Direction: Copy all the material below, exactly as it stands.

-- start of Given information --

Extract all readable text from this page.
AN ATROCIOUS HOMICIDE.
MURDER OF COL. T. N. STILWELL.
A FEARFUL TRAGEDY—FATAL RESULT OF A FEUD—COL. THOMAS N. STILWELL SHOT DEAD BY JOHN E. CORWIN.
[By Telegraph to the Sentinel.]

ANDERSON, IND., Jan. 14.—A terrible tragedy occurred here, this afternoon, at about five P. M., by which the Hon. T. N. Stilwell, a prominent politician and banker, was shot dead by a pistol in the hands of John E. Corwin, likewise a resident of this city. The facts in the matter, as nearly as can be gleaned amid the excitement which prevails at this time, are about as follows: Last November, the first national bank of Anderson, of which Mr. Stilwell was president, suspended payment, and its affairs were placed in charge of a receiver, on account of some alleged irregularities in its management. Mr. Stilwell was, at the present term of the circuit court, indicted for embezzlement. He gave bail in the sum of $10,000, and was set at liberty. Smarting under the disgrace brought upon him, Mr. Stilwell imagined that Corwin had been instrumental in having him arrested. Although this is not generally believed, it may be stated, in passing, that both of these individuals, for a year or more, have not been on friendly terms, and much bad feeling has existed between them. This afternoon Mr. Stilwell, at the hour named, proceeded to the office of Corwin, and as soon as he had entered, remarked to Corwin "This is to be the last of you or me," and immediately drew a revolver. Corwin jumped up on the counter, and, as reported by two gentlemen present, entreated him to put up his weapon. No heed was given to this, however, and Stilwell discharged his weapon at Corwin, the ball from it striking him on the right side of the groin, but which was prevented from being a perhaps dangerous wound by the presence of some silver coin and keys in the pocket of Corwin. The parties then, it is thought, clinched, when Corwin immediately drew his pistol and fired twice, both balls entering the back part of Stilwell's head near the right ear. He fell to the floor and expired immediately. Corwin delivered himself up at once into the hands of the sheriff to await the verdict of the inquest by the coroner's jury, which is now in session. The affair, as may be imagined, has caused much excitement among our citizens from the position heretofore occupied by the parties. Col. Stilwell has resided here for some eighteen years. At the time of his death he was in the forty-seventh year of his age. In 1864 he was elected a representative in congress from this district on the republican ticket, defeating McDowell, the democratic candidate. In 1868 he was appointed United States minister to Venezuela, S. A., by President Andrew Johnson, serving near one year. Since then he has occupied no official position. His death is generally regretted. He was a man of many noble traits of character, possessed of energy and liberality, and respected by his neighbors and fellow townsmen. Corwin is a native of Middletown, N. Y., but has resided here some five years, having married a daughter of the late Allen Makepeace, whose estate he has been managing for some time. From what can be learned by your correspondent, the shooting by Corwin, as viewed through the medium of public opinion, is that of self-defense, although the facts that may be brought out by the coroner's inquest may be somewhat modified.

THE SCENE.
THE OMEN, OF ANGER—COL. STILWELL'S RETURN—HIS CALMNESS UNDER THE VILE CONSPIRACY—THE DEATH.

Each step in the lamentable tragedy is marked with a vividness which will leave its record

-- end of Given information --

Expected answer:
Extract all readable text from this page.
AN ATROCIOUS HOMICIDE.
MURDER OF COL. T. N. STILWELL.
A FEARFUL TRAGEDY—FATAL RESULT OF A FEUD—COL. THOMAS N. STILWELL SHOT DEAD BY JOHN E. CORWIN.
[By Telegraph to the Sentinel.]

ANDERSON, IND., Jan. 14.—A terrible tragedy occurred here, this afternoon, at about five P. M., by which the Hon. T. N. Stilwell, a prominent politician and banker, was shot dead by a pistol in the hands of John E. Corwin, likewise a resident of this city. The facts in the matter, as nearly as can be gleaned amid the excitement which prevails at this time, are about as follows: Last November, the first national bank of Anderson, of which Mr. Stilwell was president, suspended payment, and its affairs were placed in charge of a receiver, on account of some alleged irregularities in its management. Mr. Stilwell was, at the present term of the circuit court, indicted for embezzlement. He gave bail in the sum of $10,000, and was set at liberty. Smarting under the disgrace brought upon him, Mr. Stilwell imagined that Corwin had been instrumental in having him arrested. Although this is not generally believed, it may be stated, in passing, that both of these individuals, for a year or more, have not been on friendly terms, and much bad feeling has existed between them. This afternoon Mr. Stilwell, at the hour named, proceeded to the office of Corwin, and as soon as he had entered, remarked to Corwin "This is to be the last of you or me," and immediately drew a revolver. Corwin jumped up on the counter, and, as reported by two gentlemen present, entreated him to put up his weapon. No heed was given to this, however, and Stilwell discharged his weapon at Corwin, the ball from it striking him on the right side of the groin, but which was prevented from being a perhaps dangerous wound by the presence of some silver coin and keys in the pocket of Corwin. The parties then, it is thought, clinched, when Corwin immediately drew his pistol and fired twice, both balls entering the back part of Stilwell's head near the right ear. He fell to the floor and expired immediately. Corwin delivered himself up at once into the hands of the sheriff to await the verdict of the inquest by the coroner's jury, which is now in session. The affair, as may be imagined, has caused much excitement among our citizens from the position heretofore occupied by the parties. Col. Stilwell has resided here for some eighteen years. At the time of his death he was in the forty-seventh year of his age. In 1864 he was elected a representative in congress from this district on the republican ticket, defeating McDowell, the democratic candidate. In 1868 he was appointed United States minister to Venezuela, S. A., by President Andrew Johnson, serving near one year. Since then he has occupied no official position. His death is generally regretted. He was a man of many noble traits of character, possessed of energy and liberality, and respected by his neighbors and fellow townsmen. Corwin is a native of Middletown, N. Y., but has resided here some five years, having married a daughter of the late Allen Makepeace, whose estate he has been managing for some time. From what can be learned by your correspondent, the shooting by Corwin, as viewed through the medium of public opinion, is that of self-defense, although the facts that may be brought out by the coroner's inquest may be somewhat modified.

THE SCENE.
THE OMEN, OF ANGER—COL. STILWELL'S RETURN—HIS CALMNESS UNDER THE VILE CONSPIRACY—THE DEATH.

Each step in the lamentable tragedy is marked with a vividness which will leave its record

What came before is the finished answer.